REQUIREMENT ->
Within the data that follows, how many lines carry the string "Journal"? Give the number alone.

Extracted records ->
---------------

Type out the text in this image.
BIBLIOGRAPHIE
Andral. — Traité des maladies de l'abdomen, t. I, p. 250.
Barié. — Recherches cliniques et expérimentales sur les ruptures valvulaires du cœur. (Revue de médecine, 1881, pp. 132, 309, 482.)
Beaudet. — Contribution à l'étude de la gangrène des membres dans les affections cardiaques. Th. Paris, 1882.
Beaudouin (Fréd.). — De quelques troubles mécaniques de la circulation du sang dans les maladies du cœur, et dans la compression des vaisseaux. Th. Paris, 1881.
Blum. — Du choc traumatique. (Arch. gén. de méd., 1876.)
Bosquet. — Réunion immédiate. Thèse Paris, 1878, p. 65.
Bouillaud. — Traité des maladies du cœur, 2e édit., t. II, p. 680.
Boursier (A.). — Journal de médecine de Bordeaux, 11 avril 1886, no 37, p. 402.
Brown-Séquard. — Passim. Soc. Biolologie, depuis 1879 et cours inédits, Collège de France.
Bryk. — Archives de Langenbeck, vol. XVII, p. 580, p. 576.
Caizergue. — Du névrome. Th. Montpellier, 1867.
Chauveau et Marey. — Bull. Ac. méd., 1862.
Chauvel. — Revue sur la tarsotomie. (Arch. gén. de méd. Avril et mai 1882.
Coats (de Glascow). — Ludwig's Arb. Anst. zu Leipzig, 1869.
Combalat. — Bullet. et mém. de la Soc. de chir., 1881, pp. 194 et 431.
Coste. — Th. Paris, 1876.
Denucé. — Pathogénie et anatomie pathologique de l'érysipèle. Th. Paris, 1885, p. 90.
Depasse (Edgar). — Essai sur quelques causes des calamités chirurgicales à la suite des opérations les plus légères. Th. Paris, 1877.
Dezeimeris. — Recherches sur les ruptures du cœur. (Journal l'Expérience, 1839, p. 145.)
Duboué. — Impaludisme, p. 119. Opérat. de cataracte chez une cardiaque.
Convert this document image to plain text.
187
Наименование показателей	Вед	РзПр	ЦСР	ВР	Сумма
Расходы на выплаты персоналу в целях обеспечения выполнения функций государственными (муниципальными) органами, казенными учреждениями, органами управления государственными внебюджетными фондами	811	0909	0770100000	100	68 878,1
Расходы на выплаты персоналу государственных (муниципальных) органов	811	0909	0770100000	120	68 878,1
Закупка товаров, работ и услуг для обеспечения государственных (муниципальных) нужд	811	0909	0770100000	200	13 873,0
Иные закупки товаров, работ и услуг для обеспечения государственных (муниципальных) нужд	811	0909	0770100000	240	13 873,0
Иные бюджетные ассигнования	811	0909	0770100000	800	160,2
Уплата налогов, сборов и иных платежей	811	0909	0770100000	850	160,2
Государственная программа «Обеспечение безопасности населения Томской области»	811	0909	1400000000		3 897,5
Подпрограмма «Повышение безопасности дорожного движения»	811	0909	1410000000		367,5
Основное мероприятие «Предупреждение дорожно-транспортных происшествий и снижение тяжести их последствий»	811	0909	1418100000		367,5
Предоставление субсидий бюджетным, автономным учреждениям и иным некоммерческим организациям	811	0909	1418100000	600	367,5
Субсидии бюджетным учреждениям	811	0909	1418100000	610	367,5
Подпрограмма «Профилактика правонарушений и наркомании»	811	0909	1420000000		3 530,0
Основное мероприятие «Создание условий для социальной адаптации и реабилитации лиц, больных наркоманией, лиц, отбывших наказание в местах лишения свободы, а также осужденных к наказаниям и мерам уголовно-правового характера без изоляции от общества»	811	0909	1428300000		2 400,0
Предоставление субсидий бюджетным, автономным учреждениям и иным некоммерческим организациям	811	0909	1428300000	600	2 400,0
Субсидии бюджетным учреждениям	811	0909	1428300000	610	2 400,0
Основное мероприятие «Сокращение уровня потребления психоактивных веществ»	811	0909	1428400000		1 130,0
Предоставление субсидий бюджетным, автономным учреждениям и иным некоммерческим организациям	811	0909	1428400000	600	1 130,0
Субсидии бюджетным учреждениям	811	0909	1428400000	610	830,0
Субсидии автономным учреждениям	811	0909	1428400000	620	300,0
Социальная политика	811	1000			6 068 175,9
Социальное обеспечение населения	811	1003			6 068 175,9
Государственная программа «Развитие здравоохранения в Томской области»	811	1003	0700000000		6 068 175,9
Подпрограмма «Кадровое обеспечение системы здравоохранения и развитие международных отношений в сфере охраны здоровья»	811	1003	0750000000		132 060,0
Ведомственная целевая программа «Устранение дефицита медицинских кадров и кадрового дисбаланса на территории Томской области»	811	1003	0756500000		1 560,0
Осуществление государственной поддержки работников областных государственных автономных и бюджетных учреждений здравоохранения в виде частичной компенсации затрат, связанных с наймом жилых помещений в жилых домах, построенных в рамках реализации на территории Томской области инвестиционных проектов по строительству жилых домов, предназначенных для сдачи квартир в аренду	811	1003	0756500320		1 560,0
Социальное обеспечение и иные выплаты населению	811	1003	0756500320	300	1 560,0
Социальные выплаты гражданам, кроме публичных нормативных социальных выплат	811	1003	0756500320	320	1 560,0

---------------

SOLVED PROBLEM ->
2